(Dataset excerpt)
::::::::::
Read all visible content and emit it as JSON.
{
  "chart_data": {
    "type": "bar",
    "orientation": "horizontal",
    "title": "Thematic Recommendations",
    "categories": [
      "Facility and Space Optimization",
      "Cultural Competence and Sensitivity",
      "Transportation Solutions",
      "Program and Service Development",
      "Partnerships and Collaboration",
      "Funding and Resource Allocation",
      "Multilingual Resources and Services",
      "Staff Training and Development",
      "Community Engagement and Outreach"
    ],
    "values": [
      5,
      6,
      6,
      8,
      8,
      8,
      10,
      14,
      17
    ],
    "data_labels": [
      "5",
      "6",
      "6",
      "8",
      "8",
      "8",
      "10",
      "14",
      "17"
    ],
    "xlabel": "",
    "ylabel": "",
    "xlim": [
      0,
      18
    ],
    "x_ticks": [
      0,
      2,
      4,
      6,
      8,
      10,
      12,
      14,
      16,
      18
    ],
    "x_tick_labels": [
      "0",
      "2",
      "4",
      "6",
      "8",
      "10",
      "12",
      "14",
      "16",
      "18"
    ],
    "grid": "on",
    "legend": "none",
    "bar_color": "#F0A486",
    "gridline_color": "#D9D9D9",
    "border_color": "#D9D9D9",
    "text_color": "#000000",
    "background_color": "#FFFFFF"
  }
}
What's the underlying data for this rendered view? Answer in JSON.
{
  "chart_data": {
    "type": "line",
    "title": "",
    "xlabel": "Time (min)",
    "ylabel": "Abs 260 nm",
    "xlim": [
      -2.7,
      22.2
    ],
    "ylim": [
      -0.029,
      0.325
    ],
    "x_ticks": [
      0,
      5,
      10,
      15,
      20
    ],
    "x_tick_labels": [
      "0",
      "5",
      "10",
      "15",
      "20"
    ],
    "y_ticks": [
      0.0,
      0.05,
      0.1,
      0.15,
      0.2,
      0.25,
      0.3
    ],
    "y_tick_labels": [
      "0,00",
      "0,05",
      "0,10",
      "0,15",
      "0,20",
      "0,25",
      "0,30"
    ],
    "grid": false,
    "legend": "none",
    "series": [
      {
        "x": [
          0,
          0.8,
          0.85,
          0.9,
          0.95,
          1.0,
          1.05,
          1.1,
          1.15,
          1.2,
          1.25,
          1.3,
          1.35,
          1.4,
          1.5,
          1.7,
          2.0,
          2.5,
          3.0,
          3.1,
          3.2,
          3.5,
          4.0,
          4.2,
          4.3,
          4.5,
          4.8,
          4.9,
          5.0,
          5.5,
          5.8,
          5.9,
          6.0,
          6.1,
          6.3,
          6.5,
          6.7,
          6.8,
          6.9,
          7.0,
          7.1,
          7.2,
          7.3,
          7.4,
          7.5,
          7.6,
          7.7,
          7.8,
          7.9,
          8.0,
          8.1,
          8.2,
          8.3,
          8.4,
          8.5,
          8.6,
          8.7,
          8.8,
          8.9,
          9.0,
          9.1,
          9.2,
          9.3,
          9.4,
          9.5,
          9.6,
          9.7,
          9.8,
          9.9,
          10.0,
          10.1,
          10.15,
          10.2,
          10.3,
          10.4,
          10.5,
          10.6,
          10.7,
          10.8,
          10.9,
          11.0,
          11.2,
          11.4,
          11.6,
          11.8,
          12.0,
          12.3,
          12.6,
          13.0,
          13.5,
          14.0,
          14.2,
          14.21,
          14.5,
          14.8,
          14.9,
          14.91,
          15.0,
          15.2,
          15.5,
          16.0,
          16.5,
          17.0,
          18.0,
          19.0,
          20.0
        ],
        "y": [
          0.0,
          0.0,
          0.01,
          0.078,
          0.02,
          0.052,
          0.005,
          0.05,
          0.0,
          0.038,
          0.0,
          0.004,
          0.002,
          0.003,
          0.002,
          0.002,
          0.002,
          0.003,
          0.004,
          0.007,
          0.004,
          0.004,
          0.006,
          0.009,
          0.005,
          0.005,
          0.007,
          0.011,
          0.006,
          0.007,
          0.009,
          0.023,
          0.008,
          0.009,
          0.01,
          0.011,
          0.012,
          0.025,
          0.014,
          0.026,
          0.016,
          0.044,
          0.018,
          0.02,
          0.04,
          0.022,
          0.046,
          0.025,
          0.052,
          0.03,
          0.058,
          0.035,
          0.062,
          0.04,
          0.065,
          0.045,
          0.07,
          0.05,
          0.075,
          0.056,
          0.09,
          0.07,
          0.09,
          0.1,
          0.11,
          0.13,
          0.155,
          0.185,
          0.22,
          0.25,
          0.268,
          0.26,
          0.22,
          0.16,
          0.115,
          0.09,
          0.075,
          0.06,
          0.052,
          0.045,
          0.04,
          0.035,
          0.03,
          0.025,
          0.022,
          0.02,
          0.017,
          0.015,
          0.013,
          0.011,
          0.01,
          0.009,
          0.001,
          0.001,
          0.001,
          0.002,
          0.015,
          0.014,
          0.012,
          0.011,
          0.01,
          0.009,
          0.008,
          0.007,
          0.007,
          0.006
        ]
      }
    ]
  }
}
::::::::::
## [Exercise]
Pick out the lines containing the word "Development" and show them.

## [Solution to the problem]
      "Program and Service Development",
      "Staff Training and Development",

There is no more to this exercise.